## GIVEN TEXT:
▼▼▼
Exploratory Step: Voltage Scale.
Change the "Scale" edit-text box value to about 50, either by repeatedly clicking on the "-" button or by editing the text value from the keyboard, and press the Enter key to update the scrolling window.
Exploratory Step: Adjusting the width of the scrolling time window.
To adjust the time range displayed (i.e., the horizontal scale), select the eegplot() menu item Settings > Time range to display, and set the desired window length to "10" seconds as shown below,
Then press OK to make the indicated change take effect.
Exploratory Step: Number of Channels to Display.
To adjust the number of channels displayed, select eegplot() menu item Settings > Number of channels to display and enter the desired number of channels to display in the screen (for instance "16").
Reducing the number of channels shown will return a scrolling eegplot() window with a vertical channel-set slider to the left of the plot. Use it to scroll the display (vertically) through all the channels.
Exploratory Step: Zoom.
To zoom in on a particular area of a data window, select eegplot() menu item Settings > Zoom off/on > Zoom on. Now using your mouse, drag a rectangle around an area of the data to zoom in on it. The scrolling window may now look similar to the one below. Click the right button on the mouse to zoom out again. Use menu item Setting > Zoom off/on > Zoom off to turn off the zoom option.
Exploratory Step: Grid Lines.
To display horizontal (x) and vertical (y) grid lines on the data, select Display > Grid > X grid on or Display > Grid > Y grid on. Repeat this process to turn off either set of grid lines.
The eegplot() window also allows you to reject (erase) arbitrary portions of the continuous data. The function eegplot() can be called from both menu items Plot > Scroll data and Tools > Reject continuous data using the REJECT button on the bottom right corner.
Exploratory Step: Rejecting Data.
Close the current eegplot() window and select item Tools > Reject Continuous Data by eye in the main EEGLAB window. A warning message appears; click on continue. To erase a selected portion of the data, first drag the mouse (holding down the left mouse button) horizontally across the time region of interest to mark it for rejection. If you like, mark multiple regions for rejection in this way. To undo a rejection mark, click once on the marked region.
Note: Zooming must be disabled to select a portion of the data.
Now, to erase the marked data regions, click the (lower right) REJECT button (above). A new dataset will be created with the marked regions removed. Note: EEGLAB will also add new "rejection boundary" events to the new dataset event list and will link these events to added "rejection boundary" events in a backup copy of the experiment event record contained in the EEG.urevent structure. Rejection boundary events insure that subsequent epoch selections do not cross non-contiguous rejection boundaries. For more details about rejecting continuous data regions and data epochs, see the data rejection tutorial.
Click OK (below) to create the new dataset with the marked data portions removed.
Press OK to create the new dataset. The EEGLAB main window now looks like:
Since we only performed this rejection for illustrative purposes, switch back to the original dataset by selecting main window menu item Datasets > Dataset 1: Continous EEG data.
Exploratory Step: Deleting a Dataset from Memory.
To delete the newly created second dataset, select File > Clear dataset(s) or Edit > Delete dataset(s) and enter the dataset index, "2" as shown below, and press OK.
The second dataset will now be removed from the EEGLAB/Matlab workspace. (Note: It is not necessary to switch back to the first dataset before deleting the second. It is also possible to delete several datasets at once from this window by entering their indices separated by spaces.)
▲▲▲
## Dataset entries:
▼▼▼
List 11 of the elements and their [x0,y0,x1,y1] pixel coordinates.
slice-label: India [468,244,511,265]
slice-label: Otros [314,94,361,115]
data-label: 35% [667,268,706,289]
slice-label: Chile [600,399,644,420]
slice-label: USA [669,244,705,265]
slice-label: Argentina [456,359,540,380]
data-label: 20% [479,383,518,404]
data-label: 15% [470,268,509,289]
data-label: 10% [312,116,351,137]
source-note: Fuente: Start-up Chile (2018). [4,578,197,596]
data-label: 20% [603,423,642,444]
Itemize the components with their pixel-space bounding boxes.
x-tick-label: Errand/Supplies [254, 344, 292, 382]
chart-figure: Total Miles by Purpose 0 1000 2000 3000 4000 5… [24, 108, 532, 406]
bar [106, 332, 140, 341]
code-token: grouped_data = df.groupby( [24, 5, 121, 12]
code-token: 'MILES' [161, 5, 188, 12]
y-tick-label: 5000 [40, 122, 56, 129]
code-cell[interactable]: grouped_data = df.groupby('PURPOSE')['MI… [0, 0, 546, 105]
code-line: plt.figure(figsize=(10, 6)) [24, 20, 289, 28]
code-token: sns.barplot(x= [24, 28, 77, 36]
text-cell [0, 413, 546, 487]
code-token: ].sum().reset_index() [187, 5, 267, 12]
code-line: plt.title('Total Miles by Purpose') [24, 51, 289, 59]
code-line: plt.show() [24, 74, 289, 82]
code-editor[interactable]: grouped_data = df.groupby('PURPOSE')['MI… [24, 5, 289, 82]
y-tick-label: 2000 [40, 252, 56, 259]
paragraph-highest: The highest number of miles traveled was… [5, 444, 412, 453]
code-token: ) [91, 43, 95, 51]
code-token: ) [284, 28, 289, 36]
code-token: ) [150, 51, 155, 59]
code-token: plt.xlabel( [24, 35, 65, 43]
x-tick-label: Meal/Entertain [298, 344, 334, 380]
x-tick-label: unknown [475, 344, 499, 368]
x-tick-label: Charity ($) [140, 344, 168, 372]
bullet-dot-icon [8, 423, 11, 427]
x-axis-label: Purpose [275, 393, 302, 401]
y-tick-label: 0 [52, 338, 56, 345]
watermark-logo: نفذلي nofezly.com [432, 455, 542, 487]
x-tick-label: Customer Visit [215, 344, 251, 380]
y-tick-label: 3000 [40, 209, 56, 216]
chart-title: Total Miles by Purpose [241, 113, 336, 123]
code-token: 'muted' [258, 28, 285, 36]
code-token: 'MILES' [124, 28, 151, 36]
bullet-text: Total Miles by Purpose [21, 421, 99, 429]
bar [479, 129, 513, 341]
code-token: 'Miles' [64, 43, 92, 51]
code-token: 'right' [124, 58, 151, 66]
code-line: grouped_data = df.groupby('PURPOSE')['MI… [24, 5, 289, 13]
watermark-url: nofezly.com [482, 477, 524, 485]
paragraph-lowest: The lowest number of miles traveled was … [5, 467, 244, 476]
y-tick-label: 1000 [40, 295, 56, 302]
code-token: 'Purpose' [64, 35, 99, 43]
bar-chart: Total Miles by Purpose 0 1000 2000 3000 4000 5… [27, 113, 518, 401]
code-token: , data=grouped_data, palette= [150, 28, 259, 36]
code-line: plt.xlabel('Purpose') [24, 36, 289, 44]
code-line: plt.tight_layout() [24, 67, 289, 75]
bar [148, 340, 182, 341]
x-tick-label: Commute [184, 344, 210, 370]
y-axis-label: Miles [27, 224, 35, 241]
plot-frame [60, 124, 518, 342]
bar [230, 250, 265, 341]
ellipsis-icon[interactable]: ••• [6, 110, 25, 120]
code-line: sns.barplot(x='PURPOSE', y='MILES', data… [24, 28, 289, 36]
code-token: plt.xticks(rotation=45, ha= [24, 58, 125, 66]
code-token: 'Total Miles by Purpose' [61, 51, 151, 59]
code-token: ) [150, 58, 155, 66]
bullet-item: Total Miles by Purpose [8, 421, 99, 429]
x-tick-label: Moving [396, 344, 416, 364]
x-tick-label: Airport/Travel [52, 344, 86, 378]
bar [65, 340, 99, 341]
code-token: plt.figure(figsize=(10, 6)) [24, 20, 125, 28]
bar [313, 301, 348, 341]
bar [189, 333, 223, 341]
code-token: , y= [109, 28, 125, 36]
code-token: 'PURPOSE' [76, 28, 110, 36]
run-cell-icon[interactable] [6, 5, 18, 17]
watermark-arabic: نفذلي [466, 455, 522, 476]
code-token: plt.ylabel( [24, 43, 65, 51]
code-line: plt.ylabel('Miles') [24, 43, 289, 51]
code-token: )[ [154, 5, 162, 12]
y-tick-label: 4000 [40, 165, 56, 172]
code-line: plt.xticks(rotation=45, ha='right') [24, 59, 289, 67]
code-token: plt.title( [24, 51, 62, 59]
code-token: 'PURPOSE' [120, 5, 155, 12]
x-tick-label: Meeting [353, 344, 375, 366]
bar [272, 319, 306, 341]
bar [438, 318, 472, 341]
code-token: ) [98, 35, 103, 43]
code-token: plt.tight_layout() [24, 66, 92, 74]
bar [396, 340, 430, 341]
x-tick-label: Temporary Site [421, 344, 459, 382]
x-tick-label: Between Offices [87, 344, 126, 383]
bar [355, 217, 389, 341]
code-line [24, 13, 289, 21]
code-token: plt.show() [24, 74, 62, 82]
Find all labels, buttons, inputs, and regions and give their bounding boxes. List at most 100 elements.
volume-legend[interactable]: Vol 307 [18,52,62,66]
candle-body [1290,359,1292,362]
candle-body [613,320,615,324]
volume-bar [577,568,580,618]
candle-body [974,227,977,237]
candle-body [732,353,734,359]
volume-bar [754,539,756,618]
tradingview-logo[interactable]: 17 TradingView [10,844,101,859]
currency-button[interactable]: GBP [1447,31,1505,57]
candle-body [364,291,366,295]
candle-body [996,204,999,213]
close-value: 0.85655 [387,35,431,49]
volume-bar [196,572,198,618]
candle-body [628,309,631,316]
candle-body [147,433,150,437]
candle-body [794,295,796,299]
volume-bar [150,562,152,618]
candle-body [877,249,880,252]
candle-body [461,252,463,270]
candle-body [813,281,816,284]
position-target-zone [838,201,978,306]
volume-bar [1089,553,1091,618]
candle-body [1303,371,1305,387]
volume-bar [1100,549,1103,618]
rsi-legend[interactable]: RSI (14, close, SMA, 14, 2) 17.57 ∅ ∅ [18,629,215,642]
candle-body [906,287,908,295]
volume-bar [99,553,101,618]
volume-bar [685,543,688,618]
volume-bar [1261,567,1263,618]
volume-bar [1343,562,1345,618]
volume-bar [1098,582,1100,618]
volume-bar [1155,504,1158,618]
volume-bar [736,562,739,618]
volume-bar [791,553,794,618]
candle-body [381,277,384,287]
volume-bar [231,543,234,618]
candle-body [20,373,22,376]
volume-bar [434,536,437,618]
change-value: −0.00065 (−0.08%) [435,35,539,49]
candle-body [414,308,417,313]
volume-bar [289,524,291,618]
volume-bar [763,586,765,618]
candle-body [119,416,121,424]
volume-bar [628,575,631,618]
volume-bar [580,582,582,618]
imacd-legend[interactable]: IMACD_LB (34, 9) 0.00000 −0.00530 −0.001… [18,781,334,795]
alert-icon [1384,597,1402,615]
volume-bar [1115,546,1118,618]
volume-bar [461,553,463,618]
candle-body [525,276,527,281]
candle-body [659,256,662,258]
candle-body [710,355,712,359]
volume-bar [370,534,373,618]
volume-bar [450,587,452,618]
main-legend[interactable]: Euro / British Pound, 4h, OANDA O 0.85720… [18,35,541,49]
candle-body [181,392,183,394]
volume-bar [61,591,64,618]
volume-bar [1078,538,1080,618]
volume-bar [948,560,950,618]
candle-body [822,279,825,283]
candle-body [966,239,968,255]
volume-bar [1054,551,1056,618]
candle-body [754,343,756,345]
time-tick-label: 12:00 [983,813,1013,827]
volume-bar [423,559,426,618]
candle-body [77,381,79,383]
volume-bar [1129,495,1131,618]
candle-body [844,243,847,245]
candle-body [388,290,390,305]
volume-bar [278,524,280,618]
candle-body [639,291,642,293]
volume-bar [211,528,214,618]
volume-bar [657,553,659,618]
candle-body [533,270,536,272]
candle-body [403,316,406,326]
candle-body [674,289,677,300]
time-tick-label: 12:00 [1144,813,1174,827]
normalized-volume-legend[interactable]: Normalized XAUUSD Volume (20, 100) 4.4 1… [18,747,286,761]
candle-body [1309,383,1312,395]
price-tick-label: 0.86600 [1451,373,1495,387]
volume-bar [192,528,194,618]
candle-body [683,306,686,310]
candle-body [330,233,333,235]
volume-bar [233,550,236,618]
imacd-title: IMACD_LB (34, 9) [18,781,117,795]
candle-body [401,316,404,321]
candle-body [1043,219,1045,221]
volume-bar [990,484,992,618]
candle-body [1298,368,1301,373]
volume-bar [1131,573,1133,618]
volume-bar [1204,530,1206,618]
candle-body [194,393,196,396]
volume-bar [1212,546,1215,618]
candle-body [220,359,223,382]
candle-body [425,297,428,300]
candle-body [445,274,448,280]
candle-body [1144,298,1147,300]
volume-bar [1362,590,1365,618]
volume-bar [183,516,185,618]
▲▲▲
## ACTION ITEM:
Reproduce the part of the eegplot tutorial verbatim, beginning with the words "Exploratory Step: Number" and stopping after the words "all the channels.".

## ANSWER BOX:
Exploratory Step: Number of Channels to Display.
To adjust the number of channels displayed, select eegplot() menu item Settings > Number of channels to display and enter the desired number of channels to display in the screen (for instance "16").
Reducing the number of channels shown will return a scrolling eegplot() window with a vertical channel-set slider to the left of the plot. Use it to scroll the display (vertically) through all the channels.